### Dataset content

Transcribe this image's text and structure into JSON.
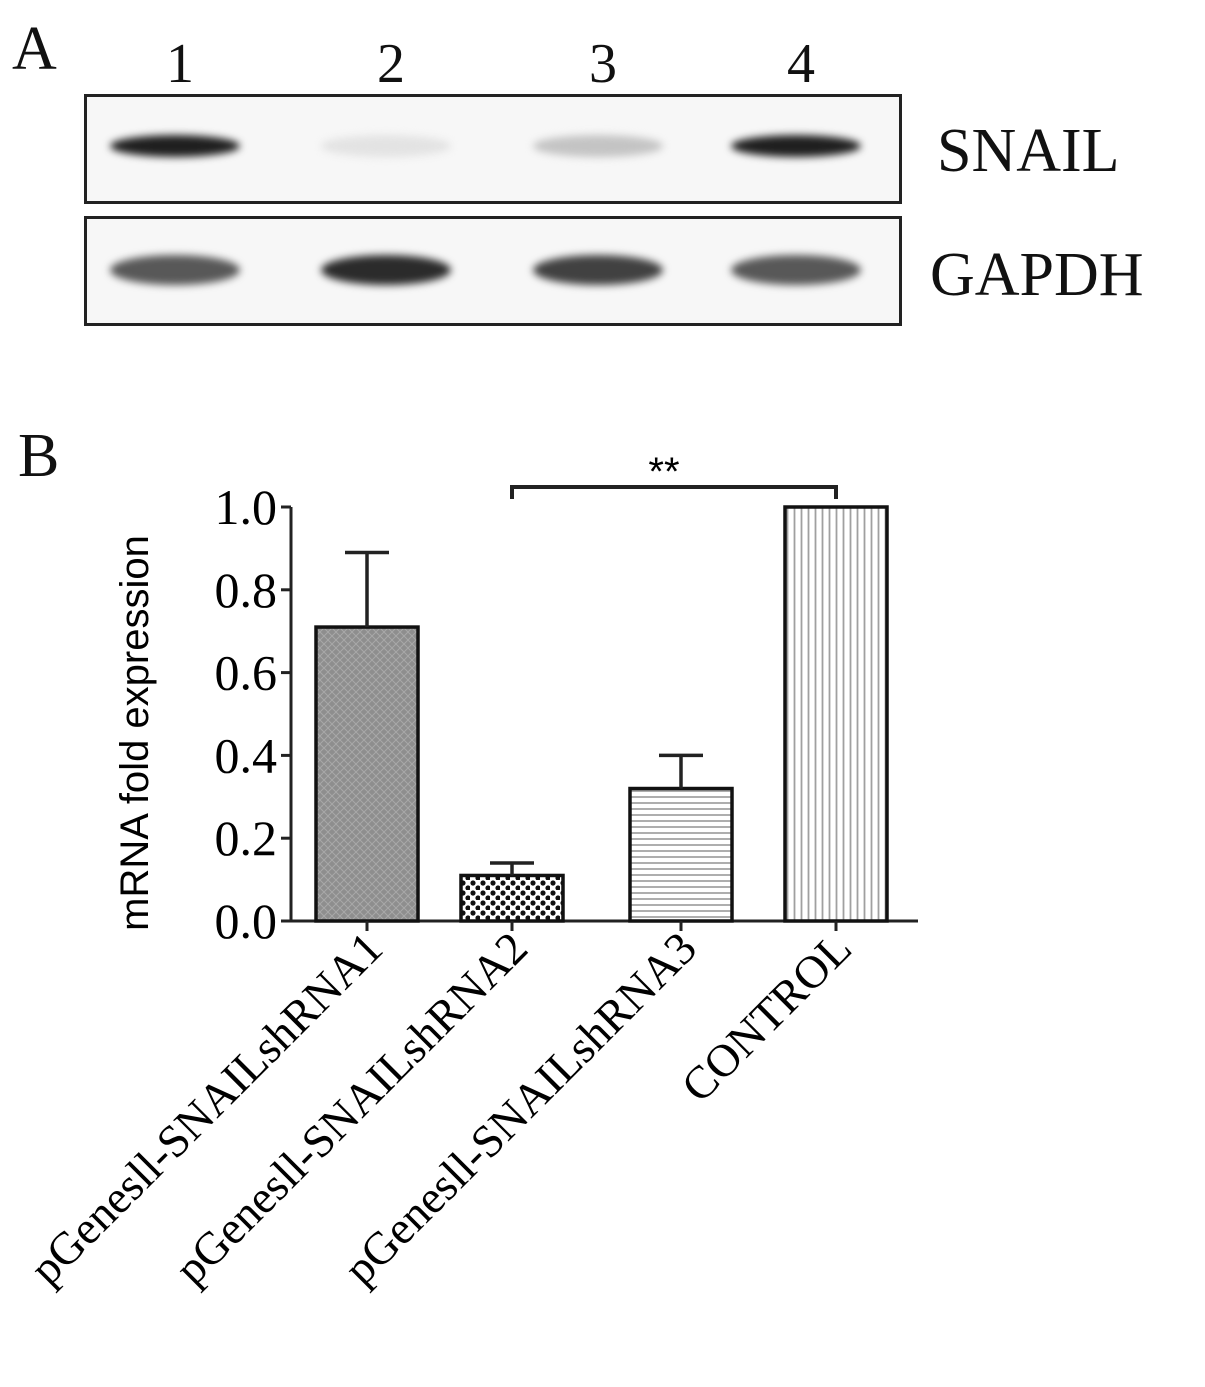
{
  "panel_a": {
    "letter": "A",
    "lanes": [
      "1",
      "2",
      "3",
      "4"
    ],
    "blots": [
      {
        "label": "SNAIL",
        "intensity": [
          0.95,
          0.08,
          0.22,
          0.95
        ]
      },
      {
        "label": "GAPDH",
        "intensity": [
          0.7,
          0.9,
          0.8,
          0.7
        ]
      }
    ]
  },
  "panel_b": {
    "letter": "B"
  },
  "chart_data": {
    "type": "bar",
    "categories": [
      "pGenesll-SNAILshRNA1",
      "pGenesll-SNAILshRNA2",
      "pGenesll-SNAILshRNA3",
      "CONTROL"
    ],
    "values": [
      0.71,
      0.11,
      0.32,
      1.0
    ],
    "errors": [
      0.18,
      0.03,
      0.08,
      0.0
    ],
    "fill_patterns": [
      "crosshatch-gray",
      "dots",
      "horizontal-lines",
      "vertical-lines"
    ],
    "title": "",
    "xlabel": "",
    "ylabel": "mRNA fold expression",
    "ylim": [
      0,
      1.0
    ],
    "yticks": [
      "0.0",
      "0.2",
      "0.4",
      "0.6",
      "0.8",
      "1.0"
    ],
    "grid": false,
    "significance": {
      "from": 1,
      "to": 3,
      "label": "**"
    }
  }
}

######

Problem description: Extract the text of all the records above verbatim, excluding pictures.

Response area:
Transcribe this image's text and structure into JSON.
{
  "panel_a": {
    "letter": "A",
    "lanes": [
      "1",
      "2",
      "3",
      "4"
    ],
    "blots": [
      {
        "label": "SNAIL",
        "intensity": [
          0.95,
          0.08,
          0.22,
          0.95
        ]
      },
      {
        "label": "GAPDH",
        "intensity": [
          0.7,
          0.9,
          0.8,
          0.7
        ]
      }
    ]
  },
  "panel_b": {
    "letter": "B"
  },
  "chart_data": {
    "type": "bar",
    "categories": [
      "pGenesll-SNAILshRNA1",
      "pGenesll-SNAILshRNA2",
      "pGenesll-SNAILshRNA3",
      "CONTROL"
    ],
    "values": [
      0.71,
      0.11,
      0.32,
      1.0
    ],
    "errors": [
      0.18,
      0.03,
      0.08,
      0.0
    ],
    "fill_patterns": [
      "crosshatch-gray",
      "dots",
      "horizontal-lines",
      "vertical-lines"
    ],
    "title": "",
    "xlabel": "",
    "ylabel": "mRNA fold expression",
    "ylim": [
      0,
      1.0
    ],
    "yticks": [
      "0.0",
      "0.2",
      "0.4",
      "0.6",
      "0.8",
      "1.0"
    ],
    "grid": false,
    "significance": {
      "from": 1,
      "to": 3,
      "label": "**"
    }
  }
}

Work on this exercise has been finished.